:: DIRECTIVE ::
Write out the records again, replacing every occurrence of "slot" with "groove" and leaving everything else as it is.

:: RECORDS SHOWN ::
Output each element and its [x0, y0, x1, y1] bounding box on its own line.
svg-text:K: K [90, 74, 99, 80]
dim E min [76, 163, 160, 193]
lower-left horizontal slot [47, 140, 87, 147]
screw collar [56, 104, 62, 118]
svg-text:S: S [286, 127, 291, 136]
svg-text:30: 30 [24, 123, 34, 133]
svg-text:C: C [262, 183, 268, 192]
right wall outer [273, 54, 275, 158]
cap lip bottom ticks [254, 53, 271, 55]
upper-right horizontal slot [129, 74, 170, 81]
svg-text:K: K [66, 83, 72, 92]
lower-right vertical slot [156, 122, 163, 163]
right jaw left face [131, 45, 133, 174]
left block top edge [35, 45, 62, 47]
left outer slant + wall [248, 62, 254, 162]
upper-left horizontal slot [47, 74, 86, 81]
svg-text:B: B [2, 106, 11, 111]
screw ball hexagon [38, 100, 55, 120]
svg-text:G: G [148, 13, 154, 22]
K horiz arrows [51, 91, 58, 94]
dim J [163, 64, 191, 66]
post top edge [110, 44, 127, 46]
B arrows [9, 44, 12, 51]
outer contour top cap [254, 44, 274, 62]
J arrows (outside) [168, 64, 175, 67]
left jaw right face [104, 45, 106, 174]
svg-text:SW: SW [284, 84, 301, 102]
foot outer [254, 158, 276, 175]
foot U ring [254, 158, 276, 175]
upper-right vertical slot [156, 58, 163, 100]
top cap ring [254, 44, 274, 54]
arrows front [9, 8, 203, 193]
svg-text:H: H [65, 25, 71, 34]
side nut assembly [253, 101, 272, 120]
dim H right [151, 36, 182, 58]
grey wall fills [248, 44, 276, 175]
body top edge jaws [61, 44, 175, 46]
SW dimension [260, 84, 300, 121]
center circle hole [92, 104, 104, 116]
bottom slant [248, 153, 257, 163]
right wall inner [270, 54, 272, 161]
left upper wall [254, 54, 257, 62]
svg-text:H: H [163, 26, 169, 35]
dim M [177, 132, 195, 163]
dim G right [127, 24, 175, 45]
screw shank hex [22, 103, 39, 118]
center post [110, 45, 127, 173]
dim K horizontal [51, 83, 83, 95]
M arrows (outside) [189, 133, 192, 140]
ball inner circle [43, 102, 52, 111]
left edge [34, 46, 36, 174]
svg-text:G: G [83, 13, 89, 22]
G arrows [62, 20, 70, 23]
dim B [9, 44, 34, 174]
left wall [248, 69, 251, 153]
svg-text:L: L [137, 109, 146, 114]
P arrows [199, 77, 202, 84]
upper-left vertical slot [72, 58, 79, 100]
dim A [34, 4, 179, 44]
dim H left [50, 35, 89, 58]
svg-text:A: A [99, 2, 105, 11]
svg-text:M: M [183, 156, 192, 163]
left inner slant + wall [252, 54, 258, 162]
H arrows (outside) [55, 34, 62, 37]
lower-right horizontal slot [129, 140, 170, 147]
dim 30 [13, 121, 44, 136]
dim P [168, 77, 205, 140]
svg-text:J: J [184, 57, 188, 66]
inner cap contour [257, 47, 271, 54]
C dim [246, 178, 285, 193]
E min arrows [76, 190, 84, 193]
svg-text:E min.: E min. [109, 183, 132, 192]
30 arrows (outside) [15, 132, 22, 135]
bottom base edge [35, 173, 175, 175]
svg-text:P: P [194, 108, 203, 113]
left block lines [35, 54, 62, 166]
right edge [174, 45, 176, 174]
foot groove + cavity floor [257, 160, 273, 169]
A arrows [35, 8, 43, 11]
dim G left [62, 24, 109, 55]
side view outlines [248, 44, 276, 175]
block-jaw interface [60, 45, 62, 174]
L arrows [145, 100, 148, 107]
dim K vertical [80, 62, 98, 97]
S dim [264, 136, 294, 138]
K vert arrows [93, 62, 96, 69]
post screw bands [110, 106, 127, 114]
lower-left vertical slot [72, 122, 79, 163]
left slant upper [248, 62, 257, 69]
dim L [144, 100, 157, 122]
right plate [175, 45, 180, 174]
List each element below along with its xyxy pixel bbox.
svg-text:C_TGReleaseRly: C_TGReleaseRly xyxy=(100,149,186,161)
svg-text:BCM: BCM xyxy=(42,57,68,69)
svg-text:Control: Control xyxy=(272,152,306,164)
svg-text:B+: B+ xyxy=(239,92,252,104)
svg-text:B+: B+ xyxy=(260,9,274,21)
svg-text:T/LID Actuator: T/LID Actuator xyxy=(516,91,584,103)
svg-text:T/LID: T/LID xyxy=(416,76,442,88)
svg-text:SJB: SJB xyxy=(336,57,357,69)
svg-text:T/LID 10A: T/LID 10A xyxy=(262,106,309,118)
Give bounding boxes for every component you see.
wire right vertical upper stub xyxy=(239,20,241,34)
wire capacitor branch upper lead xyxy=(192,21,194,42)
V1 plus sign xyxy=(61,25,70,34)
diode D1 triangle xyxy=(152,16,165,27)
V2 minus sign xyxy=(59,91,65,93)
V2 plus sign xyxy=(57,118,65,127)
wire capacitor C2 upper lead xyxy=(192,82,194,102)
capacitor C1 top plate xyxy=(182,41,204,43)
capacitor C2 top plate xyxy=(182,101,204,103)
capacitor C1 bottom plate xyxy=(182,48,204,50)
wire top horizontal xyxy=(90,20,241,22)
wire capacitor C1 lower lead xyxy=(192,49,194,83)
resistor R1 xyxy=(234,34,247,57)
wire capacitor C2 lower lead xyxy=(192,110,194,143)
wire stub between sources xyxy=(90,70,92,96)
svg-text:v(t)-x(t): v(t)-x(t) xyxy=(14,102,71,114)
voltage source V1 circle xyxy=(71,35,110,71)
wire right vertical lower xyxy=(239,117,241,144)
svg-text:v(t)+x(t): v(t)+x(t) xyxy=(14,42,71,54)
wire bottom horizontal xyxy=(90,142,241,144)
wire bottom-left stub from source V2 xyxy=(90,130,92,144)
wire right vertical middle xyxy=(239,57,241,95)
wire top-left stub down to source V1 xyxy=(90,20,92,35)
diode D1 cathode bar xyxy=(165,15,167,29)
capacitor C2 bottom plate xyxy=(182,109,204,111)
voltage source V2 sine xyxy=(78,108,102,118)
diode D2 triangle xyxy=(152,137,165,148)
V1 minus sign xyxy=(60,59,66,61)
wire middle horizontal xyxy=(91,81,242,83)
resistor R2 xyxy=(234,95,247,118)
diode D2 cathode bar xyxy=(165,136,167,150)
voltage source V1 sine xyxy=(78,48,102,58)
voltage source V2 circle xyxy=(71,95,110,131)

:: RIGHT ANSWER ::
Output each element and its [x0, y0, x1, y1] bounding box on its own line.
svg-text:K: K [90, 74, 99, 80]
dim E min [76, 163, 160, 193]
lower-left horizontal groove [47, 140, 87, 147]
screw collar [56, 104, 62, 118]
svg-text:S: S [286, 127, 291, 136]
svg-text:30: 30 [24, 123, 34, 133]
svg-text:C: C [262, 183, 268, 192]
right wall outer [273, 54, 275, 158]
cap lip bottom ticks [254, 53, 271, 55]
upper-right horizontal groove [129, 74, 170, 81]
svg-text:K: K [66, 83, 72, 92]
lower-right vertical groove [156, 122, 163, 163]
right jaw left face [131, 45, 133, 174]
left block top edge [35, 45, 62, 47]
left outer slant + wall [248, 62, 254, 162]
upper-left horizontal groove [47, 74, 86, 81]
svg-text:B: B [2, 106, 11, 111]
screw ball hexagon [38, 100, 55, 120]
svg-text:G: G [148, 13, 154, 22]
K horiz arrows [51, 91, 58, 94]
dim J [163, 64, 191, 66]
post top edge [110, 44, 127, 46]
B arrows [9, 44, 12, 51]
outer contour top cap [254, 44, 274, 62]
J arrows (outside) [168, 64, 175, 67]
left jaw right face [104, 45, 106, 174]
svg-text:SW: SW [284, 84, 301, 102]
foot outer [254, 158, 276, 175]
foot U ring [254, 158, 276, 175]
upper-right vertical groove [156, 58, 163, 100]
top cap ring [254, 44, 274, 54]
arrows front [9, 8, 203, 193]
svg-text:H: H [65, 25, 71, 34]
side nut assembly [253, 101, 272, 120]
dim H right [151, 36, 182, 58]
grey wall fills [248, 44, 276, 175]
body top edge jaws [61, 44, 175, 46]
SW dimension [260, 84, 300, 121]
center circle hole [92, 104, 104, 116]
bottom slant [248, 153, 257, 163]
right wall inner [270, 54, 272, 161]
left upper wall [254, 54, 257, 62]
svg-text:H: H [163, 26, 169, 35]
dim M [177, 132, 195, 163]
dim G right [127, 24, 175, 45]
screw shank hex [22, 103, 39, 118]
center post [110, 45, 127, 173]
dim K horizontal [51, 83, 83, 95]
M arrows (outside) [189, 133, 192, 140]
ball inner circle [43, 102, 52, 111]
left edge [34, 46, 36, 174]
svg-text:G: G [83, 13, 89, 22]
G arrows [62, 20, 70, 23]
dim B [9, 44, 34, 174]
left wall [248, 69, 251, 153]
svg-text:L: L [137, 109, 146, 114]
P arrows [199, 77, 202, 84]
upper-left vertical groove [72, 58, 79, 100]
dim A [34, 4, 179, 44]
dim H left [50, 35, 89, 58]
svg-text:A: A [99, 2, 105, 11]
svg-text:M: M [183, 156, 192, 163]
left inner slant + wall [252, 54, 258, 162]
H arrows (outside) [55, 34, 62, 37]
lower-right horizontal groove [129, 140, 170, 147]
dim 30 [13, 121, 44, 136]
dim P [168, 77, 205, 140]
svg-text:J: J [184, 57, 188, 66]
inner cap contour [257, 47, 271, 54]
C dim [246, 178, 285, 193]
E min arrows [76, 190, 84, 193]
svg-text:E min.: E min. [109, 183, 132, 192]
30 arrows (outside) [15, 132, 22, 135]
bottom base edge [35, 173, 175, 175]
svg-text:P: P [194, 108, 203, 113]
left block lines [35, 54, 62, 166]
right edge [174, 45, 176, 174]
foot groove + cavity floor [257, 160, 273, 169]
A arrows [35, 8, 43, 11]
dim G left [62, 24, 109, 55]
side view outlines [248, 44, 276, 175]
block-jaw interface [60, 45, 62, 174]
L arrows [145, 100, 148, 107]
dim K vertical [80, 62, 98, 97]
S dim [264, 136, 294, 138]
K vert arrows [93, 62, 96, 69]
post screw bands [110, 106, 127, 114]
lower-left vertical groove [72, 122, 79, 163]
left slant upper [248, 62, 257, 69]
dim L [144, 100, 157, 122]
right plate [175, 45, 180, 174]
List each element below along with its xyxy pixel bbox.
svg-text:C_TGReleaseRly: C_TGReleaseRly xyxy=(100,149,186,161)
svg-text:BCM: BCM xyxy=(42,57,68,69)
svg-text:Control: Control xyxy=(272,152,306,164)
svg-text:B+: B+ xyxy=(239,92,252,104)
svg-text:B+: B+ xyxy=(260,9,274,21)
svg-text:T/LID Actuator: T/LID Actuator xyxy=(516,91,584,103)
svg-text:T/LID: T/LID xyxy=(416,76,442,88)
svg-text:SJB: SJB xyxy=(336,57,357,69)
svg-text:T/LID 10A: T/LID 10A xyxy=(262,106,309,118)
Give bounding boxes for every component you see.
wire right vertical upper stub xyxy=(239,20,241,34)
wire capacitor branch upper lead xyxy=(192,21,194,42)
V1 plus sign xyxy=(61,25,70,34)
diode D1 triangle xyxy=(152,16,165,27)
V2 minus sign xyxy=(59,91,65,93)
V2 plus sign xyxy=(57,118,65,127)
wire capacitor C2 upper lead xyxy=(192,82,194,102)
capacitor C1 top plate xyxy=(182,41,204,43)
capacitor C2 top plate xyxy=(182,101,204,103)
capacitor C1 bottom plate xyxy=(182,48,204,50)
wire top horizontal xyxy=(90,20,241,22)
wire capacitor C1 lower lead xyxy=(192,49,194,83)
resistor R1 xyxy=(234,34,247,57)
wire capacitor C2 lower lead xyxy=(192,110,194,143)
wire stub between sources xyxy=(90,70,92,96)
svg-text:v(t)-x(t): v(t)-x(t) xyxy=(14,102,71,114)
voltage source V1 circle xyxy=(71,35,110,71)
wire right vertical lower xyxy=(239,117,241,144)
svg-text:v(t)+x(t): v(t)+x(t) xyxy=(14,42,71,54)
wire bottom horizontal xyxy=(90,142,241,144)
wire bottom-left stub from source V2 xyxy=(90,130,92,144)
wire right vertical middle xyxy=(239,57,241,95)
wire top-left stub down to source V1 xyxy=(90,20,92,35)
diode D1 cathode bar xyxy=(165,15,167,29)
capacitor C2 bottom plate xyxy=(182,109,204,111)
voltage source V2 sine xyxy=(78,108,102,118)
diode D2 triangle xyxy=(152,137,165,148)
V1 minus sign xyxy=(60,59,66,61)
wire middle horizontal xyxy=(91,81,242,83)
resistor R2 xyxy=(234,95,247,118)
diode D2 cathode bar xyxy=(165,136,167,150)
voltage source V1 sine xyxy=(78,48,102,58)
voltage source V2 circle xyxy=(71,95,110,131)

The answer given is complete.